> **WORK REQUIRED**:
What is the number of lines in these entries that include "Oberfläche"? Write that number and no other text.

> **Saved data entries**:
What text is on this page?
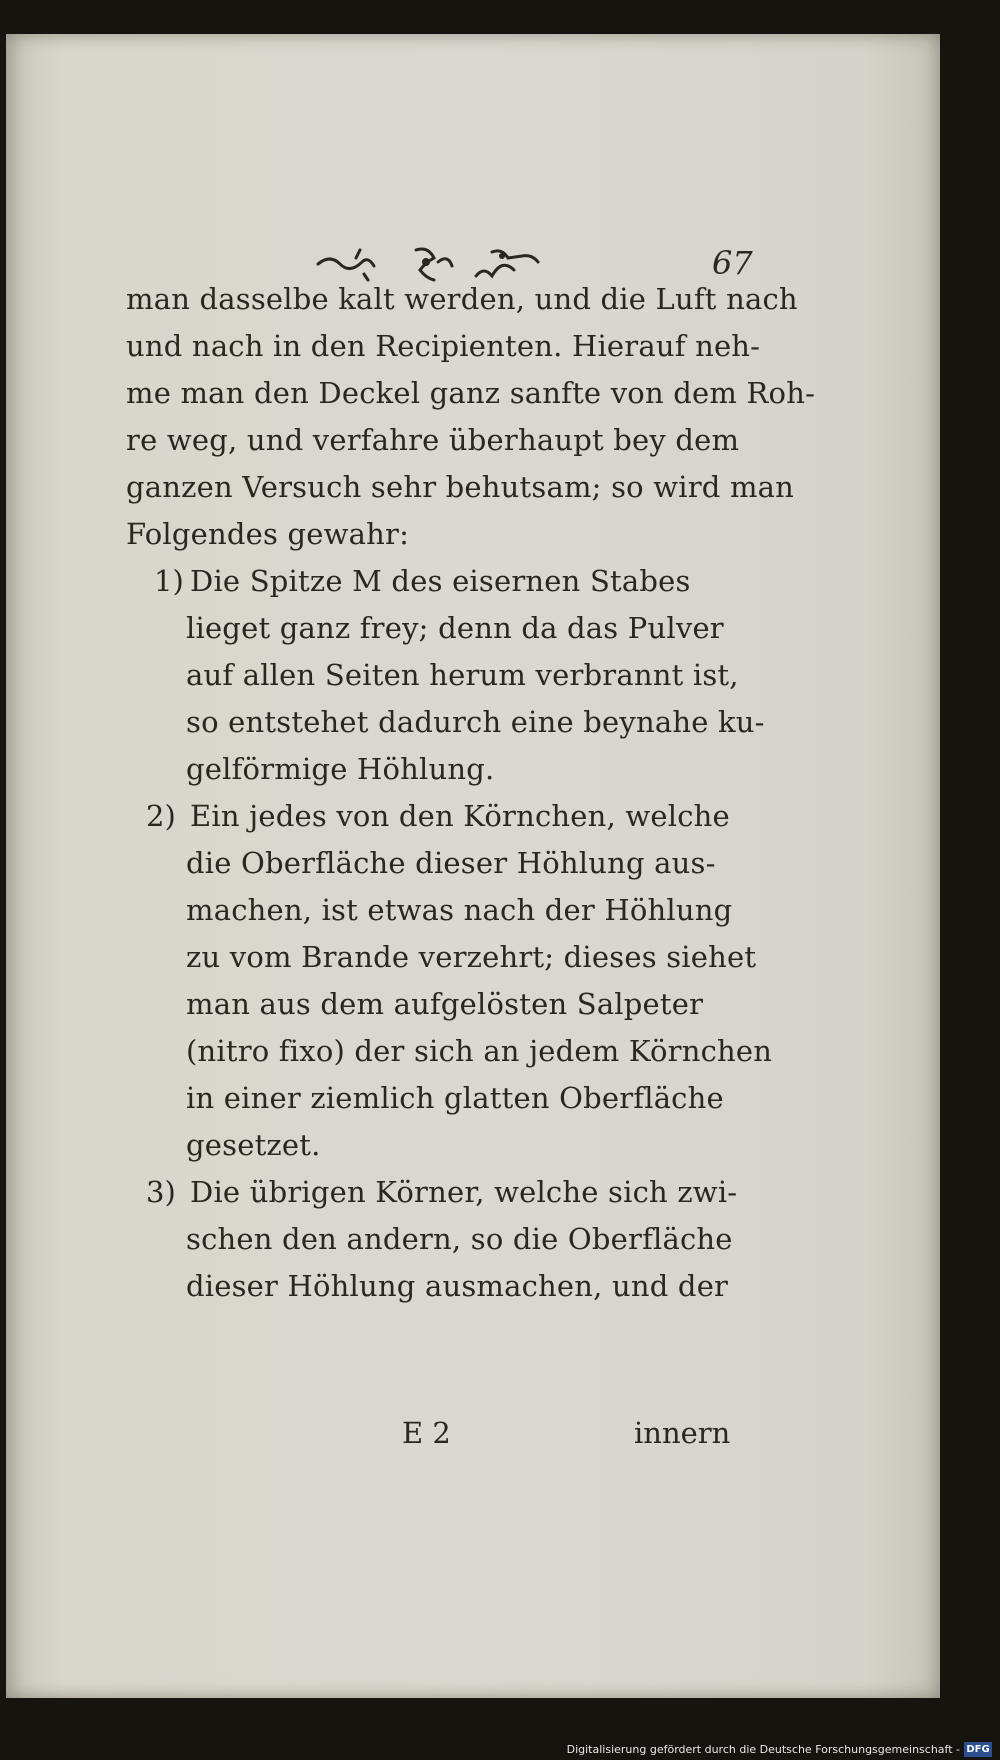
67
man dasselbe kalt werden, und die Luft nach
und nach in den Recipienten. Hierauf neh-
me man den Deckel ganz sanfte von dem Roh-
re weg, und verfahre überhaupt bey dem
ganzen Versuch sehr behutsam; so wird man
Folgendes gewahr:
1) Die Spitze M des eisernen Stabes
lieget ganz frey; denn da das Pulver
auf allen Seiten herum verbrannt ist,
so entstehet dadurch eine beynahe ku-
gelförmige Höhlung.
2) Ein jedes von den Körnchen, welche
die Oberfläche dieser Höhlung aus-
machen, ist etwas nach der Höhlung
zu vom Brande verzehrt; dieses siehet
man aus dem aufgelösten Salpeter
(nitro fixo) der sich an jedem Körnchen
in einer ziemlich glatten Oberfläche
gesetzet.
3) Die übrigen Körner, welche sich zwi-
schen den andern, so die Oberfläche
dieser Höhlung ausmachen, und der
E 2	innern
Digitalisierung gefördert durch die Deutsche Forschungsgemeinschaft - DFG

> **ANSWER TO THE PROBLEM**:
3